#### Supplied passage:
++++++++++

I will continue now with a topic that seems not obviously related to horns. During my research about the spherical wave horn the first goal was to stretch the round profile into an elliptical one. More about this in a forthcoming post. Although it should be a good idea to break the symmetry, most horns on the market still have a flat mouth. If we have a look at the ellipse we have a major and a minor axis. The minor axis is generally orientated in the vertical axis of the horn mouth, thus having less mouth diameter than the horizontal axis. The same holds for any rectangle flat mouth horn and if we find a datasheet we generally observe that for low frequencies the vertical control is not the same as for the horizontal plane. The LF beaming starts earlier for the vertical direction because of less mouth diameter. Next to the mouth diameter, the horn length is another important property with respect to loading. But to achieve a better loading for a more balanced pattern control the horn length must become longer for the walls near to the minor axis and shorter near to the major axis. For a long time I had no reasonable idea how to do such a transformation until I came across with a projection procedure that is used to generate a world map. This procedure is called stereographic projection (Ref. 1, Ref. 2)

++++++++++

#### Records shown:
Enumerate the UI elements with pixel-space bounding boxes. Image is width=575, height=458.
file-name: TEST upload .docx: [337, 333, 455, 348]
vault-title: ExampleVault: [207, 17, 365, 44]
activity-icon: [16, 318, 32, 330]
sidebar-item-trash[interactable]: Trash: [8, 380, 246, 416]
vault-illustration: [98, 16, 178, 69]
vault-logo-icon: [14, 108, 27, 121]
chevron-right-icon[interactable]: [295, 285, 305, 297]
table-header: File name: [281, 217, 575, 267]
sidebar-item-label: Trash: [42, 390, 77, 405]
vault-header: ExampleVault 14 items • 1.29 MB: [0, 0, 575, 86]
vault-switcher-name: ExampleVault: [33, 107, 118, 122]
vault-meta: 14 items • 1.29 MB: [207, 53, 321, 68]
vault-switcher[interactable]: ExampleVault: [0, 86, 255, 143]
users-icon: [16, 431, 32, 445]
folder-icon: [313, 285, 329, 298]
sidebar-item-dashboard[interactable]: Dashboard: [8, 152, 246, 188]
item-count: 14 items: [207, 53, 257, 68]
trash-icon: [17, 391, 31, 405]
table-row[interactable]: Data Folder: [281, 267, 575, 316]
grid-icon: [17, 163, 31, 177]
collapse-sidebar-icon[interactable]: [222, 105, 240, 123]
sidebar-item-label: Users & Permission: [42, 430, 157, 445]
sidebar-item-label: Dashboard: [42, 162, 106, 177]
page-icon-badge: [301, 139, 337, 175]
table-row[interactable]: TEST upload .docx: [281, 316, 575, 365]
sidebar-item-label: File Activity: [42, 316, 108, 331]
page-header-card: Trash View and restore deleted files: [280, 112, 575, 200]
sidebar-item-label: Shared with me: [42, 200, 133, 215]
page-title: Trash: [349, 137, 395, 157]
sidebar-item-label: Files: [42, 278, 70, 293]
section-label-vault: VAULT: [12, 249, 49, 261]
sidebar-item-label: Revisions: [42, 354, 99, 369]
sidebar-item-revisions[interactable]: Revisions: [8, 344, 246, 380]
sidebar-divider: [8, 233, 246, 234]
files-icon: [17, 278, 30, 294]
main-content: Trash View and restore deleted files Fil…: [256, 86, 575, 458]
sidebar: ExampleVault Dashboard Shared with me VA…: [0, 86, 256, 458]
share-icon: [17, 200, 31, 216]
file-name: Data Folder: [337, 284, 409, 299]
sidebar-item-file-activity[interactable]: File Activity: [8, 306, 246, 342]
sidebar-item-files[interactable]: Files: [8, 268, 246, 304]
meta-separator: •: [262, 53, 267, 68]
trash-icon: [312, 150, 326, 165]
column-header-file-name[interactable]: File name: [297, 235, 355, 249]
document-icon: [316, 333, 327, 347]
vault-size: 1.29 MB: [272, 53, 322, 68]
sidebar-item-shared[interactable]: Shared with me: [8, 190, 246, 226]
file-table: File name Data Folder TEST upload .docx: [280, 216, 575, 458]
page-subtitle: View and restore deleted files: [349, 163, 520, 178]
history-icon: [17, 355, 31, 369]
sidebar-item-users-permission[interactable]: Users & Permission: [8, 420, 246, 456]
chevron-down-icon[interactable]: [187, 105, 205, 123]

++++++++++

#### What this exercise asks:
- A) Reproduce the passage on horn mouths and stereographic projection word for word, from start to finish.
- B) Revise the records from their first line down to the line containing "grid-icon: [17, 163, 31, 177]", both ends included, replacing "ExampleVault" with "DemoVault" and leaving everything else as it is. Return only those lines.
The text and the records have nothing to do with each other.

#### Expected responses:
- A)
I will continue now with a topic that seems not obviously related to horns. During my research about the spherical wave horn the first goal was to stretch the round profile into an elliptical one. More about this in a forthcoming post. Although it should be a good idea to break the symmetry, most horns on the market still have a flat mouth. If we have a look at the ellipse we have a major and a minor axis. The minor axis is generally orientated in the vertical axis of the horn mouth, thus having less mouth diameter than the horizontal axis. The same holds for any rectangle flat mouth horn and if we find a datasheet we generally observe that for low frequencies the vertical control is not the same as for the horizontal plane. The LF beaming starts earlier for the vertical direction because of less mouth diameter. Next to the mouth diameter, the horn length is another important property with respect to loading. But to achieve a better loading for a more balanced pattern control the horn length must become longer for the walls near to the minor axis and shorter near to the major axis. For a long time I had no reasonable idea how to do such a transformation until I came across with a projection procedure that is used to generate a world map. This procedure is called stereographic projection (Ref. 1, Ref. 2)

- B)
Enumerate the UI elements with pixel-space bounding boxes. Image is width=575, height=458.
file-name: TEST upload .docx: [337, 333, 455, 348]
vault-title: DemoVault: [207, 17, 365, 44]
activity-icon: [16, 318, 32, 330]
sidebar-item-trash[interactable]: Trash: [8, 380, 246, 416]
vault-illustration: [98, 16, 178, 69]
vault-logo-icon: [14, 108, 27, 121]
chevron-right-icon[interactable]: [295, 285, 305, 297]
table-header: File name: [281, 217, 575, 267]
sidebar-item-label: Trash: [42, 390, 77, 405]
vault-header: DemoVault 14 items • 1.29 MB: [0, 0, 575, 86]
vault-switcher-name: DemoVault: [33, 107, 118, 122]
vault-meta: 14 items • 1.29 MB: [207, 53, 321, 68]
vault-switcher[interactable]: DemoVault: [0, 86, 255, 143]
users-icon: [16, 431, 32, 445]
folder-icon: [313, 285, 329, 298]
sidebar-item-dashboard[interactable]: Dashboard: [8, 152, 246, 188]
item-count: 14 items: [207, 53, 257, 68]
trash-icon: [17, 391, 31, 405]
table-row[interactable]: Data Folder: [281, 267, 575, 316]
grid-icon: [17, 163, 31, 177]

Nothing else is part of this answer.